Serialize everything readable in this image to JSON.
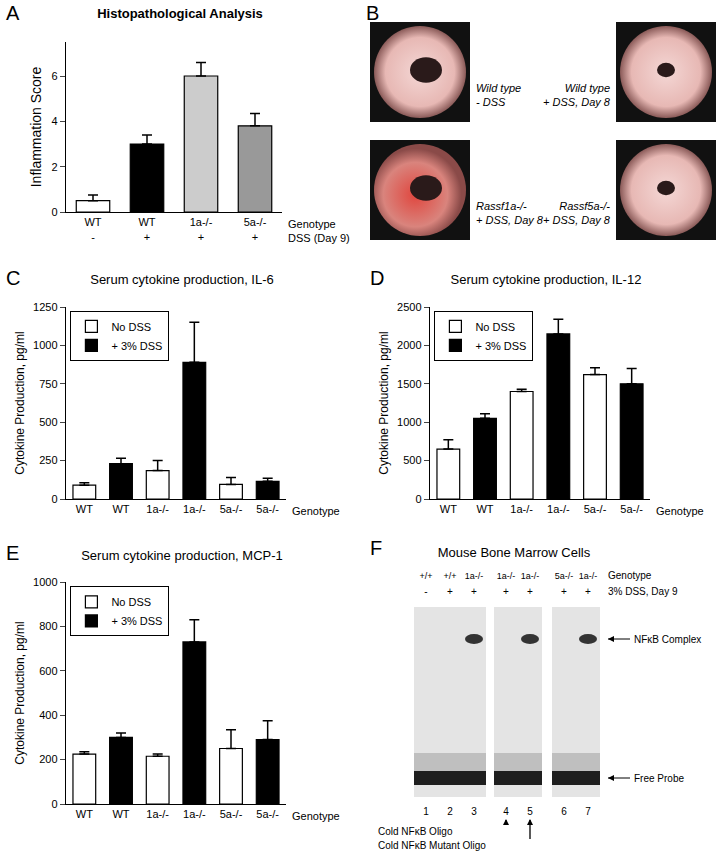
{
  "chart_data": [
    {
      "panel": "A",
      "type": "bar",
      "title": "Histopathological Analysis",
      "y_label": "Inflammation Score",
      "categories": [
        "WT",
        "WT",
        "1a-/-",
        "5a-/-"
      ],
      "second_row": [
        "-",
        "+",
        "+",
        "+"
      ],
      "row_labels": [
        "Genotype",
        "DSS (Day 9)"
      ],
      "values": [
        0.5,
        3.0,
        6.0,
        3.8
      ],
      "errors": [
        0.25,
        0.4,
        0.6,
        0.55
      ],
      "colors": [
        "#ffffff",
        "#000000",
        "#cccccc",
        "#999999"
      ],
      "ylim": [
        0,
        7.5
      ],
      "yticks": [
        0,
        2,
        4,
        6
      ],
      "grid": false
    },
    {
      "panel": "C",
      "type": "bar",
      "title": "Serum cytokine production, IL-6",
      "y_label": "Cytokine Production, pg/ml",
      "x_label": "Genotype",
      "categories": [
        "WT",
        "WT",
        "1a-/-",
        "1a-/-",
        "5a-/-",
        "5a-/-"
      ],
      "series": [
        {
          "name": "No DSS",
          "color": "#ffffff",
          "values": [
            90,
            null,
            185,
            null,
            95,
            null
          ],
          "errors": [
            15,
            null,
            65,
            null,
            45,
            null
          ]
        },
        {
          "name": "+ 3% DSS",
          "color": "#000000",
          "values": [
            null,
            230,
            null,
            890,
            null,
            115
          ],
          "errors": [
            null,
            35,
            null,
            260,
            null,
            20
          ]
        }
      ],
      "ylim": [
        0,
        1250
      ],
      "yticks": [
        0,
        250,
        500,
        750,
        1000,
        1250
      ],
      "legend": "top-left",
      "grid": false
    },
    {
      "panel": "D",
      "type": "bar",
      "title": "Serum cytokine production, IL-12",
      "y_label": "Cytokine Production, pg/ml",
      "x_label": "Genotype",
      "categories": [
        "WT",
        "WT",
        "1a-/-",
        "1a-/-",
        "5a-/-",
        "5a-/-"
      ],
      "series": [
        {
          "name": "No DSS",
          "color": "#ffffff",
          "values": [
            650,
            null,
            1400,
            null,
            1620,
            null
          ],
          "errors": [
            120,
            null,
            30,
            null,
            90,
            null
          ]
        },
        {
          "name": "+ 3% DSS",
          "color": "#000000",
          "values": [
            null,
            1050,
            null,
            2150,
            null,
            1500
          ],
          "errors": [
            null,
            60,
            null,
            190,
            null,
            200
          ]
        }
      ],
      "ylim": [
        0,
        2500
      ],
      "yticks": [
        0,
        500,
        1000,
        1500,
        2000,
        2500
      ],
      "legend": "top-left",
      "grid": false
    },
    {
      "panel": "E",
      "type": "bar",
      "title": "Serum cytokine production, MCP-1",
      "y_label": "Cytokine Production, pg/ml",
      "x_label": "Genotype",
      "categories": [
        "WT",
        "WT",
        "1a-/-",
        "1a-/-",
        "5a-/-",
        "5a-/-"
      ],
      "series": [
        {
          "name": "No DSS",
          "color": "#ffffff",
          "values": [
            225,
            null,
            215,
            null,
            250,
            null
          ],
          "errors": [
            10,
            null,
            10,
            null,
            85,
            null
          ]
        },
        {
          "name": "+ 3% DSS",
          "color": "#000000",
          "values": [
            null,
            300,
            null,
            730,
            null,
            290
          ],
          "errors": [
            null,
            20,
            null,
            100,
            null,
            85
          ]
        }
      ],
      "ylim": [
        0,
        1000
      ],
      "yticks": [
        0,
        200,
        400,
        600,
        800,
        1000
      ],
      "legend": "top-left",
      "grid": false
    }
  ],
  "photos": {
    "panel": "B",
    "images": [
      {
        "lines": [
          "Wild type",
          "- DSS"
        ],
        "bleeding": false
      },
      {
        "lines": [
          "Wild type",
          "+ DSS, Day 8"
        ],
        "bleeding": false
      },
      {
        "lines": [
          "Rassf1a-/-",
          "+ DSS, Day 8"
        ],
        "bleeding": true
      },
      {
        "lines": [
          "Rassf5a-/-",
          "+ DSS, Day 8"
        ],
        "bleeding": false
      }
    ]
  },
  "gel": {
    "panel": "F",
    "title": "Mouse Bone Marrow Cells",
    "row_labels": [
      "Genotype",
      "3% DSS, Day 9"
    ],
    "lanes": [
      {
        "number": "1",
        "genotype": "+/+",
        "dss": "-",
        "complex": false
      },
      {
        "number": "2",
        "genotype": "+/+",
        "dss": "+",
        "complex": false
      },
      {
        "number": "3",
        "genotype": "1a-/-",
        "dss": "+",
        "complex": true
      },
      {
        "number": "4",
        "genotype": "1a-/-",
        "dss": "+",
        "complex": false
      },
      {
        "number": "5",
        "genotype": "1a-/-",
        "dss": "+",
        "complex": true
      },
      {
        "number": "6",
        "genotype": "5a-/-",
        "dss": "+",
        "complex": false
      },
      {
        "number": "7",
        "genotype": "1a-/-",
        "dss": "+",
        "complex": true
      }
    ],
    "band_labels": [
      "NFκB Complex",
      "Free Probe"
    ],
    "notes": [
      {
        "lane": "4",
        "text": "Cold NFκB Oligo"
      },
      {
        "lane": "5",
        "text": "Cold NFκB Mutant Oligo"
      }
    ]
  }
}
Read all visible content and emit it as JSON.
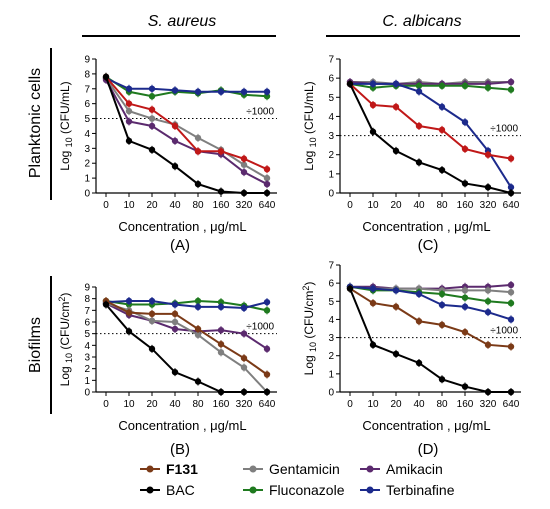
{
  "figure": {
    "col_titles": [
      "S. aureus",
      "C. albicans"
    ],
    "row_titles": [
      "Planktonic cells",
      "Biofilms"
    ],
    "legend": [
      "F131",
      "BAC",
      "Gentamicin",
      "Fluconazole",
      "Amikacin",
      "Terbinafine"
    ]
  },
  "colors": {
    "F131": "#7b3a17",
    "BAC": "#000000",
    "Gentamicin": "#7f7f7f",
    "Fluconazole": "#1f7a1f",
    "Amikacin": "#5b2a6e",
    "Terbinafine": "#1c2a8c",
    "F131_planktonic": "#c01818"
  },
  "chart_data": [
    {
      "type": "line",
      "panel": "A",
      "xlabel": "Concentration , μg/mL",
      "ylabel": "Log 10 (CFU/mL)",
      "categories": [
        "0",
        "10",
        "20",
        "40",
        "80",
        "160",
        "320",
        "640"
      ],
      "ylim": [
        0,
        9
      ],
      "yticks": [
        0,
        1,
        2,
        3,
        4,
        5,
        6,
        7,
        8,
        9
      ],
      "threshold": 5,
      "threshold_label": "÷1000",
      "series": [
        {
          "name": "Fluconazole",
          "values": [
            7.8,
            6.8,
            6.5,
            6.8,
            6.7,
            6.9,
            6.6,
            6.5
          ]
        },
        {
          "name": "Terbinafine",
          "values": [
            7.7,
            7.0,
            7.0,
            6.9,
            6.8,
            6.8,
            6.8,
            6.8
          ]
        },
        {
          "name": "Gentamicin",
          "values": [
            7.7,
            5.5,
            5.0,
            4.6,
            3.7,
            2.9,
            1.9,
            1.0
          ]
        },
        {
          "name": "Amikacin",
          "values": [
            7.6,
            4.8,
            4.5,
            3.5,
            2.8,
            2.6,
            1.4,
            0.6
          ]
        },
        {
          "name": "F131",
          "values": [
            7.8,
            6.0,
            5.6,
            4.5,
            2.8,
            2.8,
            2.3,
            1.6
          ]
        },
        {
          "name": "BAC",
          "values": [
            7.8,
            3.5,
            2.9,
            1.8,
            0.6,
            0.1,
            0.0,
            0.0
          ]
        }
      ]
    },
    {
      "type": "line",
      "panel": "C",
      "xlabel": "Concentration , μg/mL",
      "ylabel": "Log 10 (CFU/mL)",
      "categories": [
        "0",
        "10",
        "20",
        "40",
        "80",
        "160",
        "320",
        "640"
      ],
      "ylim": [
        0,
        7
      ],
      "yticks": [
        0,
        1,
        2,
        3,
        4,
        5,
        6,
        7
      ],
      "threshold": 3,
      "threshold_label": "÷1000",
      "series": [
        {
          "name": "Gentamicin",
          "values": [
            5.8,
            5.8,
            5.7,
            5.8,
            5.7,
            5.8,
            5.8,
            5.8
          ]
        },
        {
          "name": "Amikacin",
          "values": [
            5.8,
            5.7,
            5.7,
            5.7,
            5.7,
            5.7,
            5.7,
            5.8
          ]
        },
        {
          "name": "Fluconazole",
          "values": [
            5.7,
            5.5,
            5.6,
            5.6,
            5.6,
            5.6,
            5.5,
            5.4
          ]
        },
        {
          "name": "Terbinafine",
          "values": [
            5.7,
            5.7,
            5.7,
            5.3,
            4.5,
            3.7,
            2.2,
            0.3
          ]
        },
        {
          "name": "F131",
          "values": [
            5.7,
            4.6,
            4.5,
            3.5,
            3.3,
            2.3,
            2.0,
            1.8
          ]
        },
        {
          "name": "BAC",
          "values": [
            5.7,
            3.2,
            2.2,
            1.6,
            1.2,
            0.5,
            0.3,
            0.0
          ]
        }
      ]
    },
    {
      "type": "line",
      "panel": "B",
      "xlabel": "Concentration , μg/mL",
      "ylabel": "Log 10 (CFU/cm2)",
      "categories": [
        "0",
        "10",
        "20",
        "40",
        "80",
        "160",
        "320",
        "640"
      ],
      "ylim": [
        0,
        9
      ],
      "yticks": [
        0,
        1,
        2,
        3,
        4,
        5,
        6,
        7,
        8,
        9
      ],
      "threshold": 5,
      "threshold_label": "÷1000",
      "series": [
        {
          "name": "Fluconazole",
          "values": [
            7.8,
            7.5,
            7.5,
            7.6,
            7.8,
            7.7,
            7.4,
            7.0
          ]
        },
        {
          "name": "Terbinafine",
          "values": [
            7.7,
            7.8,
            7.8,
            7.5,
            7.3,
            7.3,
            7.2,
            7.7
          ]
        },
        {
          "name": "Amikacin",
          "values": [
            7.6,
            6.6,
            6.1,
            5.4,
            5.2,
            5.3,
            5.0,
            3.7
          ]
        },
        {
          "name": "Gentamicin",
          "values": [
            7.6,
            7.0,
            6.1,
            6.0,
            4.9,
            3.4,
            2.1,
            0.0
          ]
        },
        {
          "name": "F131",
          "values": [
            7.8,
            6.8,
            6.7,
            6.7,
            5.4,
            4.1,
            2.9,
            1.5
          ]
        },
        {
          "name": "BAC",
          "values": [
            7.5,
            5.2,
            3.7,
            1.7,
            0.9,
            0.0,
            0.0,
            0.0
          ]
        }
      ]
    },
    {
      "type": "line",
      "panel": "D",
      "xlabel": "Concentration , μg/mL",
      "ylabel": "Log 10 (CFU/cm2)",
      "categories": [
        "0",
        "10",
        "20",
        "40",
        "80",
        "160",
        "320",
        "640"
      ],
      "ylim": [
        0,
        7
      ],
      "yticks": [
        0,
        1,
        2,
        3,
        4,
        5,
        6,
        7
      ],
      "threshold": 3,
      "threshold_label": "÷1000",
      "series": [
        {
          "name": "Amikacin",
          "values": [
            5.8,
            5.8,
            5.7,
            5.7,
            5.7,
            5.8,
            5.8,
            5.9
          ]
        },
        {
          "name": "Gentamicin",
          "values": [
            5.8,
            5.7,
            5.7,
            5.7,
            5.6,
            5.6,
            5.6,
            5.5
          ]
        },
        {
          "name": "Fluconazole",
          "values": [
            5.8,
            5.6,
            5.6,
            5.5,
            5.4,
            5.2,
            5.0,
            4.9
          ]
        },
        {
          "name": "Terbinafine",
          "values": [
            5.8,
            5.7,
            5.6,
            5.4,
            4.8,
            4.7,
            4.4,
            4.0
          ]
        },
        {
          "name": "F131",
          "values": [
            5.7,
            4.9,
            4.7,
            3.9,
            3.7,
            3.3,
            2.6,
            2.5
          ]
        },
        {
          "name": "BAC",
          "values": [
            5.7,
            2.6,
            2.1,
            1.6,
            0.7,
            0.3,
            0.0,
            0.0
          ]
        }
      ]
    }
  ],
  "panel_labels": [
    "(A)",
    "(C)",
    "(B)",
    "(D)"
  ]
}
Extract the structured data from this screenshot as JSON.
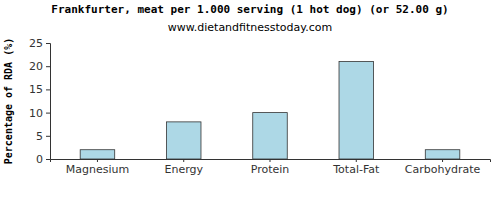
{
  "chart_data": {
    "type": "bar",
    "title": "Frankfurter, meat per 1.000 serving (1 hot dog) (or 52.00 g)",
    "subtitle": "www.dietandfitnesstoday.com",
    "y_label": "Percentage of RDA (%)",
    "categories": [
      "Magnesium",
      "Energy",
      "Protein",
      "Total-Fat",
      "Carbohydrate"
    ],
    "values": [
      2,
      8,
      10,
      21,
      2
    ],
    "color": "#add8e6",
    "ylim": [
      0,
      25
    ],
    "yticks": [
      0,
      5,
      10,
      15,
      20,
      25
    ],
    "grid": false
  }
}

What you need to do ▸ Copy each line above that has the word "Oligo".

Exercise output ▸
        "text": "Cold NFκB Oligo"
        "text": "Cold NFκB Mutant Oligo"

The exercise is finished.